== RECORD EXCERPTS ==

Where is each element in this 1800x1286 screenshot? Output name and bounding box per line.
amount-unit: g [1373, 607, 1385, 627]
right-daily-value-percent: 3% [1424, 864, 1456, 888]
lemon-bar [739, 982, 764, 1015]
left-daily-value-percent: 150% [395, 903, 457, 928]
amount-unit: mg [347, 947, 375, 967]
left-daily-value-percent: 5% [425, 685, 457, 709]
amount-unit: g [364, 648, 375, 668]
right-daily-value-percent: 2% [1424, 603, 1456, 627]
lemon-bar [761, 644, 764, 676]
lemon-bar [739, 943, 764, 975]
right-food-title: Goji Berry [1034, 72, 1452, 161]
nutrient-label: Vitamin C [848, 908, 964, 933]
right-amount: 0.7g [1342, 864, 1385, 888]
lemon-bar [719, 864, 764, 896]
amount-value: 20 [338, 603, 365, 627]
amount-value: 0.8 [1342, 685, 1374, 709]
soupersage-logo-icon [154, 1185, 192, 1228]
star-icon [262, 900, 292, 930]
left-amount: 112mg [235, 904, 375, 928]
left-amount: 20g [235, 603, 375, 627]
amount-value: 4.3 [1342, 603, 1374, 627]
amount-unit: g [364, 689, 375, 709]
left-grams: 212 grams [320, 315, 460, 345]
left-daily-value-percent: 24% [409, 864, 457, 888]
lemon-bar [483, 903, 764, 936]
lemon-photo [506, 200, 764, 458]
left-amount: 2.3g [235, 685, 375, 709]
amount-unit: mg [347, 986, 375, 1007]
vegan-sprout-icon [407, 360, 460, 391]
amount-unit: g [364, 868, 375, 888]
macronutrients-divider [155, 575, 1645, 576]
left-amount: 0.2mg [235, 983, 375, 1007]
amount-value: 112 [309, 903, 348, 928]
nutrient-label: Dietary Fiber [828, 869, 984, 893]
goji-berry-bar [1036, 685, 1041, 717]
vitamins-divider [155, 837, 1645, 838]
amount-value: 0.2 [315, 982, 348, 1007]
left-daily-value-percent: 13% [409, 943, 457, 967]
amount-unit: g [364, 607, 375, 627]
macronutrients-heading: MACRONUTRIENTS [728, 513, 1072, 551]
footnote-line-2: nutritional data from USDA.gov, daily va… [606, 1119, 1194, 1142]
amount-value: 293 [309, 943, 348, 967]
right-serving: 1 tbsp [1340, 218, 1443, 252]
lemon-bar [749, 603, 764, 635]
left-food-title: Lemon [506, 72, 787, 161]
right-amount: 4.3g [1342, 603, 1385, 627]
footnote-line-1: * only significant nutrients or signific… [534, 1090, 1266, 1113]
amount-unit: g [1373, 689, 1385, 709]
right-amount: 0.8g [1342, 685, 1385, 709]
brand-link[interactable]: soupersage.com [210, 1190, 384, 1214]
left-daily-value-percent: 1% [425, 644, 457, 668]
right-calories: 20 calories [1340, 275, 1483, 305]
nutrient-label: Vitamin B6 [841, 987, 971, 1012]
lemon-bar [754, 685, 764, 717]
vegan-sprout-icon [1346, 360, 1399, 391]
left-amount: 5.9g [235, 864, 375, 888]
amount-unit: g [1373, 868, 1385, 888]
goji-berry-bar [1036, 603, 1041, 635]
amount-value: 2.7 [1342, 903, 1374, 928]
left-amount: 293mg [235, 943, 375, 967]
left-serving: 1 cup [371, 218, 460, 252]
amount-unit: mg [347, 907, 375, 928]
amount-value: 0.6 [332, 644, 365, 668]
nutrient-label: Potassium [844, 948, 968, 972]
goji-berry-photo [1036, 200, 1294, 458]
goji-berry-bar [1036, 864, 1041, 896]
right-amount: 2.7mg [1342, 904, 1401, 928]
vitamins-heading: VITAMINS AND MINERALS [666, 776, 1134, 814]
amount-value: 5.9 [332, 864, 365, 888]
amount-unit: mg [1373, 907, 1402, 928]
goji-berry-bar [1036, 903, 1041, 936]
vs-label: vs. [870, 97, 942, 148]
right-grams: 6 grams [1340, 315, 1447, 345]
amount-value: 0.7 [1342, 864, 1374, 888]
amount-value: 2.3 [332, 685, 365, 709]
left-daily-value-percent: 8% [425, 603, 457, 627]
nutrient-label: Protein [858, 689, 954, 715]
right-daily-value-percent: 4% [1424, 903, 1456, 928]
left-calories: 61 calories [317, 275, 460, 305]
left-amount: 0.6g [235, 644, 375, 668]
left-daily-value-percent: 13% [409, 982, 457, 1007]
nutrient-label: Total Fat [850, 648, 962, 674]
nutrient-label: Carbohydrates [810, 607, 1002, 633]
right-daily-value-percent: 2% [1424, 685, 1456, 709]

===

▶ [REQUIRED WORK] Every line above with the word "icon" is to be copied out.

▶ [RESPONSE TO THE EXERCISE]
soupersage-logo-icon [154, 1185, 192, 1228]
star-icon [262, 900, 292, 930]
vegan-sprout-icon [407, 360, 460, 391]
vegan-sprout-icon [1346, 360, 1399, 391]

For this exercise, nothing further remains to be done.